§ **WHAT IS REQUIRED**: Go through the entries below and collect each line with the string "kval" in it.

══ LISTED RECORDS

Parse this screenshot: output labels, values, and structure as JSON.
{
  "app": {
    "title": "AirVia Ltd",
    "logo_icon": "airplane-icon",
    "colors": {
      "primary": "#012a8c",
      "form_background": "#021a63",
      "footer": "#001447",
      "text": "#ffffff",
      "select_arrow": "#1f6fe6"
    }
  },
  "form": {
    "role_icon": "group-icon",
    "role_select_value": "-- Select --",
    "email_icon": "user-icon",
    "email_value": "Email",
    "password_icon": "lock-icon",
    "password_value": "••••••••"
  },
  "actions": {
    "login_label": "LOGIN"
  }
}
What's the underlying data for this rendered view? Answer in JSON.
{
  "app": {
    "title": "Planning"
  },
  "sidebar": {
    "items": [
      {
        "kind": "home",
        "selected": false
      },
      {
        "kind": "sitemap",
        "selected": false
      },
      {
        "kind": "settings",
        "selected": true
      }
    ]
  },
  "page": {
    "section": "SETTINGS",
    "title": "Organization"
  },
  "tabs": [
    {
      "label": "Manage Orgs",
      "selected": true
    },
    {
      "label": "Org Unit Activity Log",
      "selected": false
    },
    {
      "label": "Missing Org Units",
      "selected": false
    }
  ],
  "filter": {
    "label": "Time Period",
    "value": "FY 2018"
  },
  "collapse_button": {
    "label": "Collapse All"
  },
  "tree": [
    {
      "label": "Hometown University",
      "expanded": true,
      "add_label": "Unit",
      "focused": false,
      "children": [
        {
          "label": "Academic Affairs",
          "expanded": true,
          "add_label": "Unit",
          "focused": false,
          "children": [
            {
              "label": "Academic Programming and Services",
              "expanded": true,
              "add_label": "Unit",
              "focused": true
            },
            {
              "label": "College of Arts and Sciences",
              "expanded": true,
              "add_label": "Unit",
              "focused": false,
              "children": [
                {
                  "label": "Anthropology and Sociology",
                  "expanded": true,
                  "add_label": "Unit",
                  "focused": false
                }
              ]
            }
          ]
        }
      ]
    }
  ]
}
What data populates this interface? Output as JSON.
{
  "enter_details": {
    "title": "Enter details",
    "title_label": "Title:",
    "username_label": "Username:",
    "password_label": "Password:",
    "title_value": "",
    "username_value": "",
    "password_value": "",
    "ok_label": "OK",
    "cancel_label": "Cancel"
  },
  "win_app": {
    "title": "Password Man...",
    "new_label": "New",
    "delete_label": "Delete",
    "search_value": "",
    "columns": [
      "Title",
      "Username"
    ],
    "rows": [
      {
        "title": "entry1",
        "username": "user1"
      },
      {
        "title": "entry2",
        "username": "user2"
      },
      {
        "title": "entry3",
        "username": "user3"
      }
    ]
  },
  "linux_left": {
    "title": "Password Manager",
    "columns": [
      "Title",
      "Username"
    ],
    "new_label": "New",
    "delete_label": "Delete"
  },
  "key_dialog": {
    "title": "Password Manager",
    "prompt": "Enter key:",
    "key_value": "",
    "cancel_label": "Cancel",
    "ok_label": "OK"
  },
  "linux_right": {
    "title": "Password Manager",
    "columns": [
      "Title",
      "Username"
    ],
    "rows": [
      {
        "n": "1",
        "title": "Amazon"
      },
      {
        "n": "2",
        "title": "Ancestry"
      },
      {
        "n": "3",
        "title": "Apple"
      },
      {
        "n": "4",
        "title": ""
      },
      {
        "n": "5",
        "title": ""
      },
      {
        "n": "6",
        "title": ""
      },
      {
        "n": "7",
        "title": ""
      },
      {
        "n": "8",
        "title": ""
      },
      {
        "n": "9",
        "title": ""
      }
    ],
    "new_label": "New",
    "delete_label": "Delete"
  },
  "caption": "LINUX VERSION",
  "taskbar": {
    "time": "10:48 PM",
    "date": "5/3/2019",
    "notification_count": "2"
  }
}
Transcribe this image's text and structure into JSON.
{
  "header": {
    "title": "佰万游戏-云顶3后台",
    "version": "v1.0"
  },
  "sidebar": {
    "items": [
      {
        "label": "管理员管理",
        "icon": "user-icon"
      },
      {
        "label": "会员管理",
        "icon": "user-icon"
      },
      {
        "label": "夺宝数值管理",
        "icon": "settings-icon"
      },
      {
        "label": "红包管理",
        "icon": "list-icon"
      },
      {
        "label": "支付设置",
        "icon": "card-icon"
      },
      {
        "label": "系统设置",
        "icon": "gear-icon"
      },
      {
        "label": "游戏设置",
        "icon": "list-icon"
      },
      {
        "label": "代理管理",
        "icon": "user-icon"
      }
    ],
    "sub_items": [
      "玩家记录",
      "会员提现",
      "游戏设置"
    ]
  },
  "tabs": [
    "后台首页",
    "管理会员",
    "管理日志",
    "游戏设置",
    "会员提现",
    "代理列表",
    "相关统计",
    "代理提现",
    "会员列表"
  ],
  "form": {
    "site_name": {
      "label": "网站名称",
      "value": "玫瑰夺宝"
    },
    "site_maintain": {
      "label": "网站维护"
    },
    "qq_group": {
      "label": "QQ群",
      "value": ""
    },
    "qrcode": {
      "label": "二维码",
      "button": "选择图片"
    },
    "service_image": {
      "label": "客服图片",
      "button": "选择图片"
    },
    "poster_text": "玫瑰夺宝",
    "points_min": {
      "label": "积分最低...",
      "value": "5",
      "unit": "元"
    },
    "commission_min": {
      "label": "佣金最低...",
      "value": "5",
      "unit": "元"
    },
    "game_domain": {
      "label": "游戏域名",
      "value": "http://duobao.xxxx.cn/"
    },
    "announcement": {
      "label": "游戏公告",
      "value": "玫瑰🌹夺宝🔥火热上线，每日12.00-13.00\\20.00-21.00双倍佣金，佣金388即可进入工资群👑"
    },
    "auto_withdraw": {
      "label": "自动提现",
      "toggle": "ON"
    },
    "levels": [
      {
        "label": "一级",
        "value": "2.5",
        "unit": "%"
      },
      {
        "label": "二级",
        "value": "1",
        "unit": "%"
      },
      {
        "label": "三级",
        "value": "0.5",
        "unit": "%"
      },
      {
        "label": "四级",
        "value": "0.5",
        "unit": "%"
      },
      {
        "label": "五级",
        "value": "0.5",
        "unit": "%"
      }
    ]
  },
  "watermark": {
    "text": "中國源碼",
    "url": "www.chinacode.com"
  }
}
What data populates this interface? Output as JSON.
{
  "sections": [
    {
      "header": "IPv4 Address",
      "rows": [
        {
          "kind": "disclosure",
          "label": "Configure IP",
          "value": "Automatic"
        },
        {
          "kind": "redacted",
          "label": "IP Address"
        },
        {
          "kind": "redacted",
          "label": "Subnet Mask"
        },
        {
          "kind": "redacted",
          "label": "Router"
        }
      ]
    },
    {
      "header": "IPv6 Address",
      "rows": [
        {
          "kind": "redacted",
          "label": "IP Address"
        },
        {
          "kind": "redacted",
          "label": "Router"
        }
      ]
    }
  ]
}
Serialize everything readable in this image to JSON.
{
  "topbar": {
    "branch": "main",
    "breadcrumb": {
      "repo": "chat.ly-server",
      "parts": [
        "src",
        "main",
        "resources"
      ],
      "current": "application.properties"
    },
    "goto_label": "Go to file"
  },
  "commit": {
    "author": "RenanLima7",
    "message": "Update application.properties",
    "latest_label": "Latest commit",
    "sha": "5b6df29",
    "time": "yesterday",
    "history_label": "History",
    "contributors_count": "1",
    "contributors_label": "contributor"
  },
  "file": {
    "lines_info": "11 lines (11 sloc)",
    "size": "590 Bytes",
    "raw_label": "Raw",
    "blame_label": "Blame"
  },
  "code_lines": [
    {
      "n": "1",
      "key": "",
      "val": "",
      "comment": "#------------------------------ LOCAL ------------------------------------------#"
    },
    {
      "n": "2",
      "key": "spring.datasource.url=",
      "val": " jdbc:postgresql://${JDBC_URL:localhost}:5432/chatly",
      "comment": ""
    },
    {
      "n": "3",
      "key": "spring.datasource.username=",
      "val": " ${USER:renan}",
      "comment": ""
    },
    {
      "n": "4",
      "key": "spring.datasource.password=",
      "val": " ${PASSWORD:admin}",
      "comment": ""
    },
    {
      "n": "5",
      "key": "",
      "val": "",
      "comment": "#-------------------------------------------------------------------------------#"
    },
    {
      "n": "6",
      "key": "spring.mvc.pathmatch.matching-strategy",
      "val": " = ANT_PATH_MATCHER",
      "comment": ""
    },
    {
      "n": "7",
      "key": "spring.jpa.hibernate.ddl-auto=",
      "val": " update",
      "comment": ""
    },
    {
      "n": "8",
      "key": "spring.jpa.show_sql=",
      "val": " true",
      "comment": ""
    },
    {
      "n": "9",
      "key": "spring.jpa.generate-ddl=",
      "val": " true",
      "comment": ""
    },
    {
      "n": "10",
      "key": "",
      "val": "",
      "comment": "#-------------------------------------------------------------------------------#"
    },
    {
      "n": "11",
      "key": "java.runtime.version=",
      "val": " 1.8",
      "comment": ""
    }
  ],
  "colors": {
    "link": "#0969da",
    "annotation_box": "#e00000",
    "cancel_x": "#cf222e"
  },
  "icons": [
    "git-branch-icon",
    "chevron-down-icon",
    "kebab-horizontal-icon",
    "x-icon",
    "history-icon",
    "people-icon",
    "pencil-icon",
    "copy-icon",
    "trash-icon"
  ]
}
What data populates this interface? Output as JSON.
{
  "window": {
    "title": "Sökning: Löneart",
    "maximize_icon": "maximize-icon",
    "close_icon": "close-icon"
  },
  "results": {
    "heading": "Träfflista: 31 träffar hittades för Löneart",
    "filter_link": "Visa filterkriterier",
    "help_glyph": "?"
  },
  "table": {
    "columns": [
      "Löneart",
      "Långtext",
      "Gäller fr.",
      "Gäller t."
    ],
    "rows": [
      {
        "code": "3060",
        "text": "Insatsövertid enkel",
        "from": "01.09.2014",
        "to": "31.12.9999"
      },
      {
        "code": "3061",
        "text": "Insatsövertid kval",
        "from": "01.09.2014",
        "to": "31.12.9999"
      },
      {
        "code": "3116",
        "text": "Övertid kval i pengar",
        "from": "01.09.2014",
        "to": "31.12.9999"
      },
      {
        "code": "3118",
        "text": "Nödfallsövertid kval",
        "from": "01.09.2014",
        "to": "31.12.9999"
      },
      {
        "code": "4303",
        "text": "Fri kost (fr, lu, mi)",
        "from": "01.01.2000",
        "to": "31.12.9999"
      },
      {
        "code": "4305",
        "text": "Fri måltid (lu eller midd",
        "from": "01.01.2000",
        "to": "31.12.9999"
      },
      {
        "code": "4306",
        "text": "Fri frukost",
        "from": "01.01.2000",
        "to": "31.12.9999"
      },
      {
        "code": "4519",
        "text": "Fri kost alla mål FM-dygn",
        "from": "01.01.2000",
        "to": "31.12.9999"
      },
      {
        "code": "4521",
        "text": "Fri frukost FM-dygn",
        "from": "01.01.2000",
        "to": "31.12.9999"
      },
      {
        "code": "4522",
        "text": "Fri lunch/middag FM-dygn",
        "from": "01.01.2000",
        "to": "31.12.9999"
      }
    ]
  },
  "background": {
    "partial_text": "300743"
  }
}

════

§ **COMPLETED TASK**:
        "text": "Insatsövertid kval",
        "text": "Övertid kval i pengar",
        "text": "Nödfallsövertid kval",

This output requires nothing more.